_Stated task:_ Gather, from the data below, each line in which the word "title" occurs.

A run of records:

-*-*-

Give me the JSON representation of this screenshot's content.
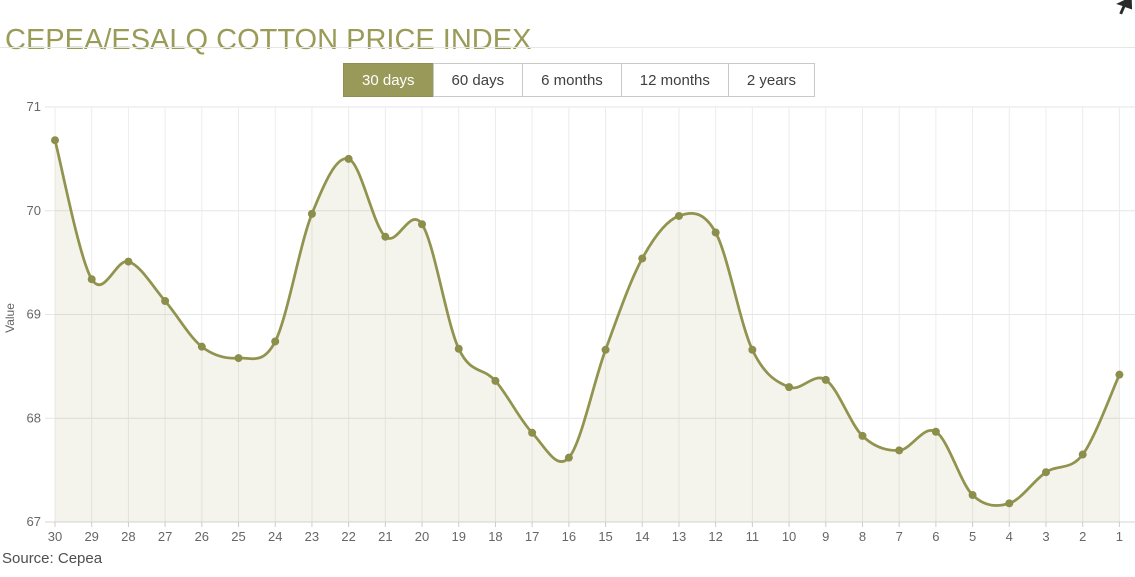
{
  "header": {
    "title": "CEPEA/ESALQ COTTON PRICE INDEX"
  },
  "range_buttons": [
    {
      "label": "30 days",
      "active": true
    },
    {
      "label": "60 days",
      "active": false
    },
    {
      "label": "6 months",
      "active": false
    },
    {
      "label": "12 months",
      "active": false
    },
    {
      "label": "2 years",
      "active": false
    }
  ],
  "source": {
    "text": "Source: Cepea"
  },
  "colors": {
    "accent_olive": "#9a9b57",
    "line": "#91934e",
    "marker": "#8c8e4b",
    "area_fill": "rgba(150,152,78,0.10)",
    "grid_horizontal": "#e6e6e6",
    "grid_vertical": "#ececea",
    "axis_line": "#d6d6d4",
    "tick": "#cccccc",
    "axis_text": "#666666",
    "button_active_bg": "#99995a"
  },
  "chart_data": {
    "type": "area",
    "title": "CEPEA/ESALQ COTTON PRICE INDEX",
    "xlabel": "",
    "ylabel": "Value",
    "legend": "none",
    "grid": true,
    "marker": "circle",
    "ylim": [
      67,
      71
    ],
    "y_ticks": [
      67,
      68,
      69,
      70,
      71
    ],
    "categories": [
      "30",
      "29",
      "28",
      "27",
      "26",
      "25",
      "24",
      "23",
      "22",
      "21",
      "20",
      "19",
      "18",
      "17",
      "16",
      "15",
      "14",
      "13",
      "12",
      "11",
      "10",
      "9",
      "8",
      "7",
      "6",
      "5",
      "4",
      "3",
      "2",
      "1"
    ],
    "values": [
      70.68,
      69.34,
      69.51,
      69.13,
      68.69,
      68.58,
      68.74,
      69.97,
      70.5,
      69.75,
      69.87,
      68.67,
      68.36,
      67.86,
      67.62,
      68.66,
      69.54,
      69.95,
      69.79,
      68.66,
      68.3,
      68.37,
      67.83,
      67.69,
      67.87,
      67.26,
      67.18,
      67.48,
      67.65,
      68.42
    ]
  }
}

-*-*-

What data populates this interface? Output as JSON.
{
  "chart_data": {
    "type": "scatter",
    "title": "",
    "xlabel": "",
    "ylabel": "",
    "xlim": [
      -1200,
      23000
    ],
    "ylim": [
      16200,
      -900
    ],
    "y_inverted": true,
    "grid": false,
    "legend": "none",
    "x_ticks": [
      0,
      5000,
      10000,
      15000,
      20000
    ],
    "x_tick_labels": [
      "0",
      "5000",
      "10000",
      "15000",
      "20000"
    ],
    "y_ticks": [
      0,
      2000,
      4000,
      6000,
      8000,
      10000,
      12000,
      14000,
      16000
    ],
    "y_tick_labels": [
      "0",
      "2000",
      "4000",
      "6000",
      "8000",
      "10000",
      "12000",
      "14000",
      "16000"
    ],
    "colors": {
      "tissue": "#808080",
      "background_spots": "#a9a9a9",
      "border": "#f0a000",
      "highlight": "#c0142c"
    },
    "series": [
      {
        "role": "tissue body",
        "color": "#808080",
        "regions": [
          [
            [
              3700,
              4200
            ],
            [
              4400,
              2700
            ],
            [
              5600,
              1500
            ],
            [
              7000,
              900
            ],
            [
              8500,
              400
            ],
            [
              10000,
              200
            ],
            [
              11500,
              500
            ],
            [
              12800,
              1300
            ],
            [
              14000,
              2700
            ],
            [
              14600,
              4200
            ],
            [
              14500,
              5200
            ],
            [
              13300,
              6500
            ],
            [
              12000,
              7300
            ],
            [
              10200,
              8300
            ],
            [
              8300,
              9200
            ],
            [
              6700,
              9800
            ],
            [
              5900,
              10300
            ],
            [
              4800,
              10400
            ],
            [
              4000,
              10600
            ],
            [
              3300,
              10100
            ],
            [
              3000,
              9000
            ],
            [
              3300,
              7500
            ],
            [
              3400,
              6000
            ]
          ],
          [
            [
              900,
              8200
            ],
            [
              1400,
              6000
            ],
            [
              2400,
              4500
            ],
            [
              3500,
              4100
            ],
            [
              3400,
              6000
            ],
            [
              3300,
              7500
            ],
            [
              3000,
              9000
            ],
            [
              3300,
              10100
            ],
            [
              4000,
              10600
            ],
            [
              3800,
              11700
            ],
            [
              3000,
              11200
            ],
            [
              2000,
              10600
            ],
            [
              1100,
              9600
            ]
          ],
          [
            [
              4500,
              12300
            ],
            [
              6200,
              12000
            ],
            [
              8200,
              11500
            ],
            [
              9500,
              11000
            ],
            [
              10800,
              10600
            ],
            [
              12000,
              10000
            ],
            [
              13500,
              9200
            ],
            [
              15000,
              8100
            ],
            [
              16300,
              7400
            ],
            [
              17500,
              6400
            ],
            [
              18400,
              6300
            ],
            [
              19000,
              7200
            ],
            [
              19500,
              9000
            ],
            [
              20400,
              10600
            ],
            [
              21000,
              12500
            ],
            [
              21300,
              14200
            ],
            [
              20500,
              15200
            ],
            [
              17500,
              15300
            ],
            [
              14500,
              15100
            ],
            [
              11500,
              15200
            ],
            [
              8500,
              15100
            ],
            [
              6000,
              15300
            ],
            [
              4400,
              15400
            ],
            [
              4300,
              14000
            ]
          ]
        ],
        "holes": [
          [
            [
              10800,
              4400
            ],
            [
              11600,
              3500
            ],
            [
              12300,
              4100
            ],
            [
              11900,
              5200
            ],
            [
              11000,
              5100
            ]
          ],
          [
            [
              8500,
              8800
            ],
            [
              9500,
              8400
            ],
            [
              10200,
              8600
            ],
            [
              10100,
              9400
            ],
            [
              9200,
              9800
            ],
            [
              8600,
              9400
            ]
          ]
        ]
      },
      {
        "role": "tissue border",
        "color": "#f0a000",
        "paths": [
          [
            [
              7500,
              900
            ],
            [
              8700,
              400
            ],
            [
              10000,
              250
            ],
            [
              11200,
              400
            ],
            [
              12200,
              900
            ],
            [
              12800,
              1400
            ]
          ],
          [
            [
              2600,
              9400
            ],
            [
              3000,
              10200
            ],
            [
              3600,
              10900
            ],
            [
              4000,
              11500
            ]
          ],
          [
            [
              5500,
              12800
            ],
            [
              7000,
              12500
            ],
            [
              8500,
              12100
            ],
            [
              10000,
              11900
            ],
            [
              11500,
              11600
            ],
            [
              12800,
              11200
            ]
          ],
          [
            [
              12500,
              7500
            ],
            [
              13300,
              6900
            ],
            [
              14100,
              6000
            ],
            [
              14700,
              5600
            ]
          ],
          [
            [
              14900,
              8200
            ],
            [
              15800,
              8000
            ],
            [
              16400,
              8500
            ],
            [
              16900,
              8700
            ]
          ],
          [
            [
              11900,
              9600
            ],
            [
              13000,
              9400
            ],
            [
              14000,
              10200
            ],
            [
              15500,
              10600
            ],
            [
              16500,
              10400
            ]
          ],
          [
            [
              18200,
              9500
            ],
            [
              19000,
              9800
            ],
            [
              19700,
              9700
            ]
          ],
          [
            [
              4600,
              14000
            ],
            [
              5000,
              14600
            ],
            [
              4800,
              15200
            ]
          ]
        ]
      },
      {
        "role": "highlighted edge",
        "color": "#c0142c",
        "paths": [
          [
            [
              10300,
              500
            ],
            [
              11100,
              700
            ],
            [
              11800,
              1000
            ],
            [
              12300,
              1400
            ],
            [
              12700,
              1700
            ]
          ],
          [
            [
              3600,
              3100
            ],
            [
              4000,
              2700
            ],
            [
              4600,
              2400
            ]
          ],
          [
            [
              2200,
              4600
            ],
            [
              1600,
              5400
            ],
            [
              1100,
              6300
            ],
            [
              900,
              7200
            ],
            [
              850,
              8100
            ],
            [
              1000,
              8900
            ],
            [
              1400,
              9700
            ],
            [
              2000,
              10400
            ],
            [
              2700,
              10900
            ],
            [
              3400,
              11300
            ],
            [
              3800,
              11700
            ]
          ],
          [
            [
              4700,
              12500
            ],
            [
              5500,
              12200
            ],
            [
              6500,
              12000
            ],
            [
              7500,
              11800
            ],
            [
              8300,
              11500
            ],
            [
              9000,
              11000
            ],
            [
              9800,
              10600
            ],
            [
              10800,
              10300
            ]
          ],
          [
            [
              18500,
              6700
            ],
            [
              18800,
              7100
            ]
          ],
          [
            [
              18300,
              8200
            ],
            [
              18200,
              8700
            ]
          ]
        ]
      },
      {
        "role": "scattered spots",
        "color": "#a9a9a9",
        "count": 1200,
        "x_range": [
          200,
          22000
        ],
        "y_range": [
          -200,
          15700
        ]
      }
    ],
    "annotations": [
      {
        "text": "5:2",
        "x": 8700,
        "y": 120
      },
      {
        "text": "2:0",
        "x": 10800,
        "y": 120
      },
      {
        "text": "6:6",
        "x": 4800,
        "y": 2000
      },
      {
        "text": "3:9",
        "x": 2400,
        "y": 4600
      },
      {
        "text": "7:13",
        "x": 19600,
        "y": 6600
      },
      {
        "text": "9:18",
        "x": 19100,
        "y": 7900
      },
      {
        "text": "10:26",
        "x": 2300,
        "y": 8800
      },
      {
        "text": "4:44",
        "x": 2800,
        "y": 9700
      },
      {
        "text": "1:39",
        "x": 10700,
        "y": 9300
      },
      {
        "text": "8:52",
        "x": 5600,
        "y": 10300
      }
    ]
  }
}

-*-*-

_Exercise solution:_
    "title": "CEPEA/ESALQ COTTON PRICE INDEX"
    "title": "CEPEA/ESALQ COTTON PRICE INDEX",
    "title": "",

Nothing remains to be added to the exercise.